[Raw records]
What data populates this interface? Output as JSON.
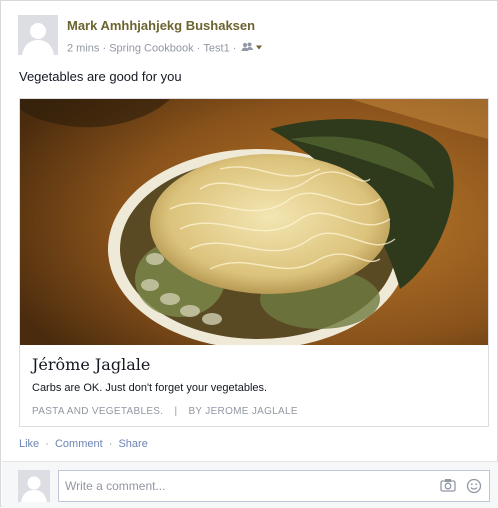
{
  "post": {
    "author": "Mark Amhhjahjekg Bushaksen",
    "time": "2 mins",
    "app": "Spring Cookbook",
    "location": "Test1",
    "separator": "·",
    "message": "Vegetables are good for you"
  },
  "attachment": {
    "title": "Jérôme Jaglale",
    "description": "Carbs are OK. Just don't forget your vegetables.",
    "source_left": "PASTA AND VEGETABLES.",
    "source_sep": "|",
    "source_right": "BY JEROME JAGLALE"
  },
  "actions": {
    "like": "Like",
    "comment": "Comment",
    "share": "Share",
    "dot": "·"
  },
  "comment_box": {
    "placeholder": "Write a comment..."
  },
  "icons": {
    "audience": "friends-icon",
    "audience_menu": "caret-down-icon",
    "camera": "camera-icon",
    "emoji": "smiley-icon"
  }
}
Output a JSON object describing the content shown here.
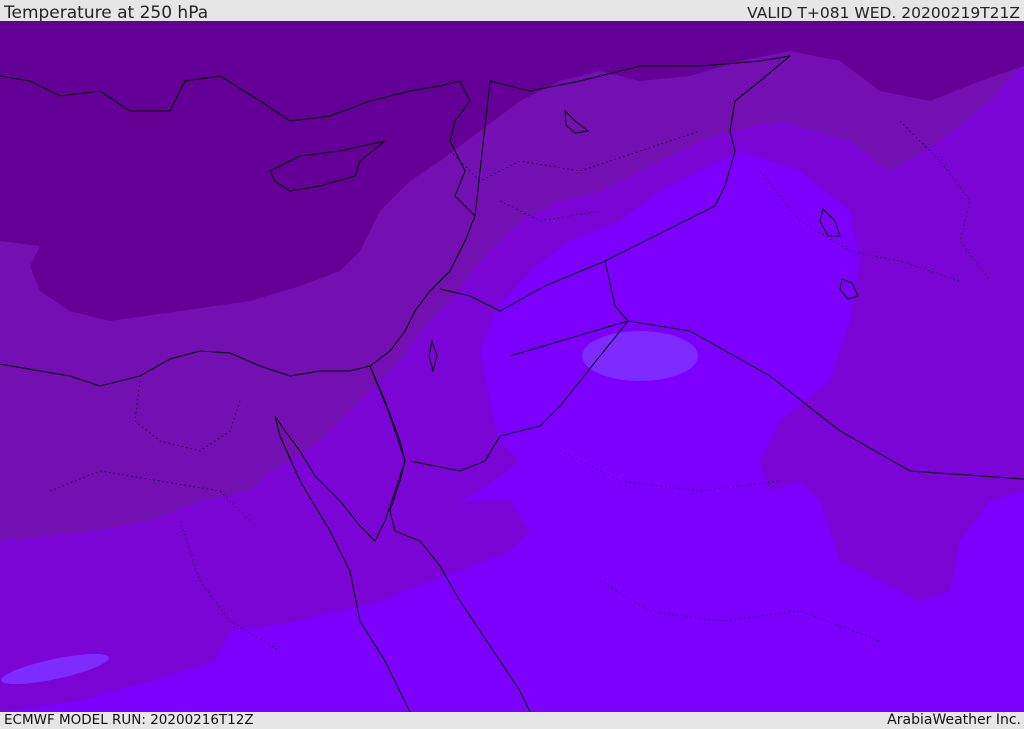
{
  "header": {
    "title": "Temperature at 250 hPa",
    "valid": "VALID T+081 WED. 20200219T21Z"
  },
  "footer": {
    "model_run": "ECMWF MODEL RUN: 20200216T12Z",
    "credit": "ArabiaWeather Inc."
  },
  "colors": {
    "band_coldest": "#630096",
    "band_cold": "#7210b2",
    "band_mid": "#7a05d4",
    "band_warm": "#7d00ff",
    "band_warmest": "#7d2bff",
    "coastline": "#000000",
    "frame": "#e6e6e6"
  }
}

#### [SHORT EXERCISE]
Print all of the entries word for word. Omit the pictures they contain.

#### [FINAL RESULT]
What data populates this interface? Output as JSON.
{
  "post": {
    "author": "Mark Amhhjahjekg Bushaksen",
    "time": "2 mins",
    "app": "Spring Cookbook",
    "location": "Test1",
    "separator": "·",
    "message": "Vegetables are good for you"
  },
  "attachment": {
    "title": "Jérôme Jaglale",
    "description": "Carbs are OK. Just don't forget your vegetables.",
    "source_left": "PASTA AND VEGETABLES.",
    "source_sep": "|",
    "source_right": "BY JEROME JAGLALE"
  },
  "actions": {
    "like": "Like",
    "comment": "Comment",
    "share": "Share",
    "dot": "·"
  },
  "comment_box": {
    "placeholder": "Write a comment..."
  },
  "icons": {
    "audience": "friends-icon",
    "audience_menu": "caret-down-icon",
    "camera": "camera-icon",
    "emoji": "smiley-icon"
  }
}
Output a JSON object describing the content shown here.
{
  "header": {
    "title": "Temperature at 250 hPa",
    "valid": "VALID T+081 WED. 20200219T21Z"
  },
  "footer": {
    "model_run": "ECMWF MODEL RUN: 20200216T12Z",
    "credit": "ArabiaWeather Inc."
  },
  "colors": {
    "band_coldest": "#630096",
    "band_cold": "#7210b2",
    "band_mid": "#7a05d4",
    "band_warm": "#7d00ff",
    "band_warmest": "#7d2bff",
    "coastline": "#000000",
    "frame": "#e6e6e6"
  }
}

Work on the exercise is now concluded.